* Task brief *
Print the records below without changing a character, starting at their first line and ending after the line that contains "location-pin-icon [1330,18,1346,38]". Include both the first and last line.

* Stored data *
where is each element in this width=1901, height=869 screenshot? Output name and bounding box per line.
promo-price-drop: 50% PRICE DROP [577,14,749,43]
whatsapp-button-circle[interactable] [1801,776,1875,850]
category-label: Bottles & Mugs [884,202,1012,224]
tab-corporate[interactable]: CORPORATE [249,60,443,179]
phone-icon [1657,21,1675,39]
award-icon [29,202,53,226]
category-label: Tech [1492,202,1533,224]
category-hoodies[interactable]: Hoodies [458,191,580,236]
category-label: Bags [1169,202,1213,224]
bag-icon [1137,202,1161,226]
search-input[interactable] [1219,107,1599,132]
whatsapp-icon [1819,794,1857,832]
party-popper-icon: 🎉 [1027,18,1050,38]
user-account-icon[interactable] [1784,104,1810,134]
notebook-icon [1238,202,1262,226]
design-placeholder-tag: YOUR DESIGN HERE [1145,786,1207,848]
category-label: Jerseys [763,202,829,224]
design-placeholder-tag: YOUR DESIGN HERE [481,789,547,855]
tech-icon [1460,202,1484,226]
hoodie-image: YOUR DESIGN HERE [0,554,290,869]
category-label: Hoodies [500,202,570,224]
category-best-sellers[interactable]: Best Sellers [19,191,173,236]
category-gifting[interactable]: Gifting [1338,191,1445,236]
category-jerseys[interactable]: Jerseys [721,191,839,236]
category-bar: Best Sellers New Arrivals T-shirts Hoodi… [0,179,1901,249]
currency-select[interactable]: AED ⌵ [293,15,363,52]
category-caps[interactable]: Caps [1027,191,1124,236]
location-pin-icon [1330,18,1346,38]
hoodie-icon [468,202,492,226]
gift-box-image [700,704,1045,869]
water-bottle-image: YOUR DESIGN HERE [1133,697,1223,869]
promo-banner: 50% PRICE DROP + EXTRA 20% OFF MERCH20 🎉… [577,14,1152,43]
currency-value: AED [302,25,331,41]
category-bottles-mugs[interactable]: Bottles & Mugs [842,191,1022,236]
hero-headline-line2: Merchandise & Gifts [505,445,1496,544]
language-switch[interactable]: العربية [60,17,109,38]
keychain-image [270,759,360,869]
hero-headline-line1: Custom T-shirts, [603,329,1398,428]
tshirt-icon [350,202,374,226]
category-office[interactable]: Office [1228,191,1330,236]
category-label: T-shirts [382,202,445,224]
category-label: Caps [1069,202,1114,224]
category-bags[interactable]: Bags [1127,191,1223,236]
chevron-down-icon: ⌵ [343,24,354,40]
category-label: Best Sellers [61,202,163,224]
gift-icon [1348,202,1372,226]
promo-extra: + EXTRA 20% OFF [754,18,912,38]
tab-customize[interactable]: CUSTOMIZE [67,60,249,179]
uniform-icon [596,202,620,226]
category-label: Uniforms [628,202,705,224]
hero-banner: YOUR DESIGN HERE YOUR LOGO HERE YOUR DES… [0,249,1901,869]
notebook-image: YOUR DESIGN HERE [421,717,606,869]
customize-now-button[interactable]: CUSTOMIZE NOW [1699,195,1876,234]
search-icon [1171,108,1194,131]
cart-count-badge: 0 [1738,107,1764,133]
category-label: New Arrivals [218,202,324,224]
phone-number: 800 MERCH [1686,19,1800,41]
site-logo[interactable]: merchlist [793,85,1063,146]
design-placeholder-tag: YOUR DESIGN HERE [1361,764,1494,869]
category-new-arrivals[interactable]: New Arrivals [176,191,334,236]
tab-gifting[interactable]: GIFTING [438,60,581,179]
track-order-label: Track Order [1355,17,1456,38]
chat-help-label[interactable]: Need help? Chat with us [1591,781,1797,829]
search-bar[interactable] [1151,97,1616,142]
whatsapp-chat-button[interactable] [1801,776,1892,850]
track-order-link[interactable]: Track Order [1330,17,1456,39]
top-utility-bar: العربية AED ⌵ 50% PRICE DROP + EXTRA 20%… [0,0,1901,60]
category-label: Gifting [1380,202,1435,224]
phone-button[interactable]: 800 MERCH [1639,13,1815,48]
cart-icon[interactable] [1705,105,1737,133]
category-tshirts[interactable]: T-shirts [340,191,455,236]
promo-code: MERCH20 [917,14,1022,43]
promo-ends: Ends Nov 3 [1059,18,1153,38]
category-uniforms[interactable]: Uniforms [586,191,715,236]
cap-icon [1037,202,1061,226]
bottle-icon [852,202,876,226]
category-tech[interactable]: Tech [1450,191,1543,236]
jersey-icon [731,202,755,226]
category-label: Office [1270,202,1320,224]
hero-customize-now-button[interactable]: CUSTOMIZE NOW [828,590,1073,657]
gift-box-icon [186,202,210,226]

* Full solution *
where is each element in this width=1901, height=869 screenshot? Output name and bounding box per line.
promo-price-drop: 50% PRICE DROP [577,14,749,43]
whatsapp-button-circle[interactable] [1801,776,1875,850]
category-label: Bottles & Mugs [884,202,1012,224]
tab-corporate[interactable]: CORPORATE [249,60,443,179]
phone-icon [1657,21,1675,39]
award-icon [29,202,53,226]
category-label: Tech [1492,202,1533,224]
category-hoodies[interactable]: Hoodies [458,191,580,236]
category-label: Bags [1169,202,1213,224]
bag-icon [1137,202,1161,226]
search-input[interactable] [1219,107,1599,132]
whatsapp-icon [1819,794,1857,832]
party-popper-icon: 🎉 [1027,18,1050,38]
user-account-icon[interactable] [1784,104,1810,134]
notebook-icon [1238,202,1262,226]
design-placeholder-tag: YOUR DESIGN HERE [1145,786,1207,848]
category-label: Jerseys [763,202,829,224]
design-placeholder-tag: YOUR DESIGN HERE [481,789,547,855]
tech-icon [1460,202,1484,226]
hoodie-image: YOUR DESIGN HERE [0,554,290,869]
category-label: Hoodies [500,202,570,224]
category-best-sellers[interactable]: Best Sellers [19,191,173,236]
category-gifting[interactable]: Gifting [1338,191,1445,236]
category-jerseys[interactable]: Jerseys [721,191,839,236]
category-bar: Best Sellers New Arrivals T-shirts Hoodi… [0,179,1901,249]
currency-select[interactable]: AED ⌵ [293,15,363,52]
category-caps[interactable]: Caps [1027,191,1124,236]
location-pin-icon [1330,18,1346,38]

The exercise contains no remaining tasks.